[start PROVIDED MATERIAL]
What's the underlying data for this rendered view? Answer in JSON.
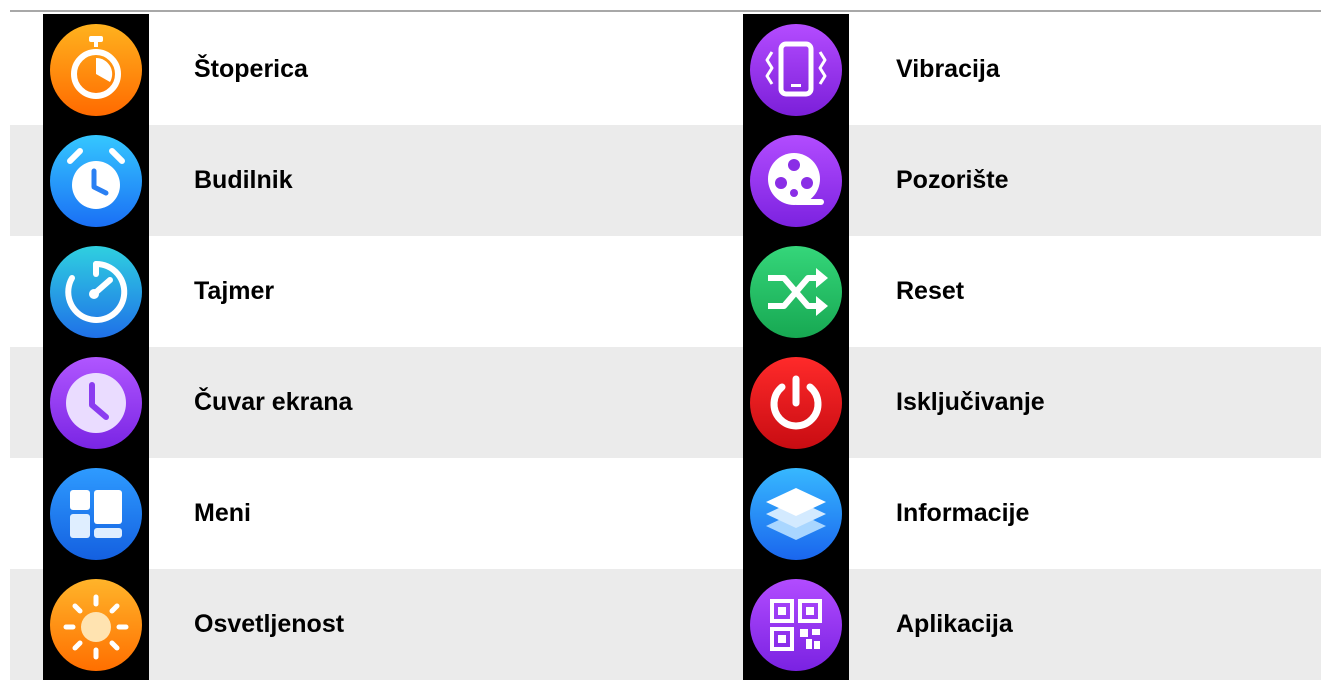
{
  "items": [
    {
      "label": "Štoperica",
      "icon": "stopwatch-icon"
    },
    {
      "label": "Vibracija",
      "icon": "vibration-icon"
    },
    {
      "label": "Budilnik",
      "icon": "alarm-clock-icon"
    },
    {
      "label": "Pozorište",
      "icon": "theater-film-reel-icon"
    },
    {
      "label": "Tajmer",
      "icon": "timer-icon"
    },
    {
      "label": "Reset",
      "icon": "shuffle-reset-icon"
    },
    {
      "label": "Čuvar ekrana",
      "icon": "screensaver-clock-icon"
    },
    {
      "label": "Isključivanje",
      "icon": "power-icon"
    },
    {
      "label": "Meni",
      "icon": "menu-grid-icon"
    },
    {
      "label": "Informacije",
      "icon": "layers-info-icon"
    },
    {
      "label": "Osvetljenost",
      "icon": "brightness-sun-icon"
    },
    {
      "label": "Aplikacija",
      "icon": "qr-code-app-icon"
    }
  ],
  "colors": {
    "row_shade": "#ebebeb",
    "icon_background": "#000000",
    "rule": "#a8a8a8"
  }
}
[end PROVIDED MATERIAL]
▶ _WHAT YOU NEED TO DO_: Please list every line of the records that contains "label".

▶ _THE REPLY_:
      "label": "Štoperica",
      "label": "Vibracija",
      "label": "Budilnik",
      "label": "Pozorište",
      "label": "Tajmer",
      "label": "Reset",
      "label": "Čuvar ekrana",
      "label": "Isključivanje",
      "label": "Meni",
      "label": "Informacije",
      "label": "Osvetljenost",
      "label": "Aplikacija",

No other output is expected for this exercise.